REQUIREMENT ▸ Among the records below, find each line that includes the string "قوله" and copy it.

Entries from a dataset ▸

━━━━━━

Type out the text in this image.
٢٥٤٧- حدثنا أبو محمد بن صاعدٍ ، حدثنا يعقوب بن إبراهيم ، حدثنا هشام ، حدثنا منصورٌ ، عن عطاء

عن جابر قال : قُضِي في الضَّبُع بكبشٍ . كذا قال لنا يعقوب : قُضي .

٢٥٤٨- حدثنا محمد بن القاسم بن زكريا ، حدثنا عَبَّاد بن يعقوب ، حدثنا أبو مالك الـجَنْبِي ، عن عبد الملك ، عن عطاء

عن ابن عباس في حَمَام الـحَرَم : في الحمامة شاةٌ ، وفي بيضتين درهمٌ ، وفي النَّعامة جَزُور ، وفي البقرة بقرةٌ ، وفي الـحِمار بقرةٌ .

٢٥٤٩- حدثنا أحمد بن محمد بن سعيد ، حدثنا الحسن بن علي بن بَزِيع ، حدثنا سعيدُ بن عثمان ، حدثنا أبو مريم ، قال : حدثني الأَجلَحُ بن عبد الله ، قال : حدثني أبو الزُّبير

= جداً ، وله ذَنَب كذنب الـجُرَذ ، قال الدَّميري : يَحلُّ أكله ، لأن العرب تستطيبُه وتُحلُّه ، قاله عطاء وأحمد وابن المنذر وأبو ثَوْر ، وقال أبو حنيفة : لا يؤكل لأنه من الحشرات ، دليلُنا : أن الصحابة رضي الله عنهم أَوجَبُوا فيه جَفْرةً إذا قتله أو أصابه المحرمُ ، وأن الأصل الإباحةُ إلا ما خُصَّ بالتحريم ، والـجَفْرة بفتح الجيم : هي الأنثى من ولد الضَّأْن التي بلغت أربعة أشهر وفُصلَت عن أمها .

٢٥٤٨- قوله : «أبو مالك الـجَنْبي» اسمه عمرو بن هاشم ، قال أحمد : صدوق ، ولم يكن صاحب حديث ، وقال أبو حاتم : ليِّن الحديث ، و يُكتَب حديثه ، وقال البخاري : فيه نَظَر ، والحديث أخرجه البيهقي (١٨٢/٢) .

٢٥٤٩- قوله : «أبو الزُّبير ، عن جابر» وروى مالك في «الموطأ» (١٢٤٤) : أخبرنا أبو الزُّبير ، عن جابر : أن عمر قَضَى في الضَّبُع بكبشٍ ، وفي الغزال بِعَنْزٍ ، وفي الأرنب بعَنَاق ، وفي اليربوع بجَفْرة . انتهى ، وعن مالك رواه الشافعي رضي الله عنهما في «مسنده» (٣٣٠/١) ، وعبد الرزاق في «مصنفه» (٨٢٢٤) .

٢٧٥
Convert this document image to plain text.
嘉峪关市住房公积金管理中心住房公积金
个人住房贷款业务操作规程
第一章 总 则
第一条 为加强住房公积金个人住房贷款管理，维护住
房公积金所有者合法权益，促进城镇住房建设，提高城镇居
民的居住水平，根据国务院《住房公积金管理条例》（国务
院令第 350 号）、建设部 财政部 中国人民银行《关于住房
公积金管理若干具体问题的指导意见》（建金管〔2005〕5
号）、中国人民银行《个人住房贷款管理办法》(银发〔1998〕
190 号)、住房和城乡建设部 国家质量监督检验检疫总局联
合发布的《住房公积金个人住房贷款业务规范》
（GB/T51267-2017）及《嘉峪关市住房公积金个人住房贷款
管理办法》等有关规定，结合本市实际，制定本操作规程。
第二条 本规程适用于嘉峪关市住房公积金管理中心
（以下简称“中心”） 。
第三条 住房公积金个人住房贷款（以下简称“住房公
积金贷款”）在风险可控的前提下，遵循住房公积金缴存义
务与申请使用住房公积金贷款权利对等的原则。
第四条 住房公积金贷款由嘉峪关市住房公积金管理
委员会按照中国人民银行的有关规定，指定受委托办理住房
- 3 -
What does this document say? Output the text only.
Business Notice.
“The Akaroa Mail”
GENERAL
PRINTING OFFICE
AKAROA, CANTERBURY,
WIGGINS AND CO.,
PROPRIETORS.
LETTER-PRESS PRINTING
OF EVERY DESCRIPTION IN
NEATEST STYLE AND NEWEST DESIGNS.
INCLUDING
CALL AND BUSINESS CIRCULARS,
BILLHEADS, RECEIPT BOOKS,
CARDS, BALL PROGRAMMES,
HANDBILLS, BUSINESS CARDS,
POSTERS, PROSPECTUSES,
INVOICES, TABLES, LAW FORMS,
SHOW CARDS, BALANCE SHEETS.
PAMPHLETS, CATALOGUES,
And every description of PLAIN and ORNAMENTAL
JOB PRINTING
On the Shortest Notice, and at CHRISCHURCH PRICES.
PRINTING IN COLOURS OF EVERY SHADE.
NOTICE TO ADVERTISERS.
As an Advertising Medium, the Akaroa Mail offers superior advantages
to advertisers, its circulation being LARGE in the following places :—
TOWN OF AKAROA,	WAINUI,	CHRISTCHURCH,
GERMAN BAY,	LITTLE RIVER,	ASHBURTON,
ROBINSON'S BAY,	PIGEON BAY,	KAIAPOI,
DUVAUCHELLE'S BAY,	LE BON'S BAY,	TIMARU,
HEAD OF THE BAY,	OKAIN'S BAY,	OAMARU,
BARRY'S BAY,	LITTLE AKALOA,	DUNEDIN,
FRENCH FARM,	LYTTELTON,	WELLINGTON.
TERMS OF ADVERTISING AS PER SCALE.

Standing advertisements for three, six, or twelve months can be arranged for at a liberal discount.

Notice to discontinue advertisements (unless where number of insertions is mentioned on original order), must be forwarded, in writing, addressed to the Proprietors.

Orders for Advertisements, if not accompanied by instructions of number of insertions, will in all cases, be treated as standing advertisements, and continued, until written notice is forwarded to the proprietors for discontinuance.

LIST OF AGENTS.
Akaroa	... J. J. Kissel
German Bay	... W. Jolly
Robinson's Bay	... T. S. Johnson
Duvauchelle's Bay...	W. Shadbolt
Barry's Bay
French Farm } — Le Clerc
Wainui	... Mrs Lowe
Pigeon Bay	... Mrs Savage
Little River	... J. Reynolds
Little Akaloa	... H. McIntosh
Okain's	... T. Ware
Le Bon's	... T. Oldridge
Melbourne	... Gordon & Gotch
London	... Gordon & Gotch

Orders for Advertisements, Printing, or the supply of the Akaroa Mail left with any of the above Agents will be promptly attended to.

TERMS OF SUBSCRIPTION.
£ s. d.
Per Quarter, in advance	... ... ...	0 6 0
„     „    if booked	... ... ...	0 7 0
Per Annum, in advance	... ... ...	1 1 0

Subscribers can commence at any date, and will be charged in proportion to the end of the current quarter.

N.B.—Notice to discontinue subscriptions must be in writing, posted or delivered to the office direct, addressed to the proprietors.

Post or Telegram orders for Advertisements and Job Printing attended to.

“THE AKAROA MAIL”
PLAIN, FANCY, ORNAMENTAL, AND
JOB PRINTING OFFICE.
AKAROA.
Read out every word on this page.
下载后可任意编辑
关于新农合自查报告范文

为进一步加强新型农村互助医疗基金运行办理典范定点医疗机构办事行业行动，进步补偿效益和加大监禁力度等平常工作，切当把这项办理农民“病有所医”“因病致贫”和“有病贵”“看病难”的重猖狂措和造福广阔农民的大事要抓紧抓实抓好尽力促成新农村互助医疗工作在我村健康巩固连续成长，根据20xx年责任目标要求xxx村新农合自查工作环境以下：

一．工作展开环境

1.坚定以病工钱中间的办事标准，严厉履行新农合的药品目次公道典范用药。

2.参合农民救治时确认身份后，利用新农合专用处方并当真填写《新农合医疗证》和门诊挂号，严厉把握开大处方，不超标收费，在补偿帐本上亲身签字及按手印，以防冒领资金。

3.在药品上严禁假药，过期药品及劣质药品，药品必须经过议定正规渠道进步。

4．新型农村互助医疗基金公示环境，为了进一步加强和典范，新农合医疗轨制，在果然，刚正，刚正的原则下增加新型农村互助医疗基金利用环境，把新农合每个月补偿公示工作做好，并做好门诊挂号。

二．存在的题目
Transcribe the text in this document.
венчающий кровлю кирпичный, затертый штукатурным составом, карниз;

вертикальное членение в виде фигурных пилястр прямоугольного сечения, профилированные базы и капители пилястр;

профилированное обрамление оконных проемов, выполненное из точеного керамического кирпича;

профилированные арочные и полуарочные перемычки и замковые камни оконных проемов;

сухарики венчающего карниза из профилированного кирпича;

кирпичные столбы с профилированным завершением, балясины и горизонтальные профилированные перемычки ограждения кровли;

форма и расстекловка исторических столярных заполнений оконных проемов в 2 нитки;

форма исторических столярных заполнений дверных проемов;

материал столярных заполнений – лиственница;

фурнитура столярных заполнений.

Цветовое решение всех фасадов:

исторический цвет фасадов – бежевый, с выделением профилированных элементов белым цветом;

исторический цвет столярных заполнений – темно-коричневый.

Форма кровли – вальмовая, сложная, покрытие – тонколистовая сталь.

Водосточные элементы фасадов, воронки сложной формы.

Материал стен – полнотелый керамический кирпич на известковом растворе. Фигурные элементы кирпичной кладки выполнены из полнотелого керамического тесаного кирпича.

━━━━━━

EXERCISE SOLUTION ▸
٢٥٤٨- قوله : «أبو مالك الـجَنْبي» اسمه عمرو بن هاشم ، قال أحمد : صدوق ، ولم يكن صاحب حديث ، وقال أبو حاتم : ليِّن الحديث ، و يُكتَب حديثه ، وقال البخاري : فيه نَظَر ، والحديث أخرجه البيهقي (١٨٢/٢) .
٢٥٤٩- قوله : «أبو الزُّبير ، عن جابر» وروى مالك في «الموطأ» (١٢٤٤) : أخبرنا أبو الزُّبير ، عن جابر : أن عمر قَضَى في الضَّبُع بكبشٍ ، وفي الغزال بِعَنْزٍ ، وفي الأرنب بعَنَاق ، وفي اليربوع بجَفْرة . انتهى ، وعن مالك رواه الشافعي رضي الله عنهما في «مسنده» (٣٣٠/١) ، وعبد الرزاق في «مصنفه» (٨٢٢٤) .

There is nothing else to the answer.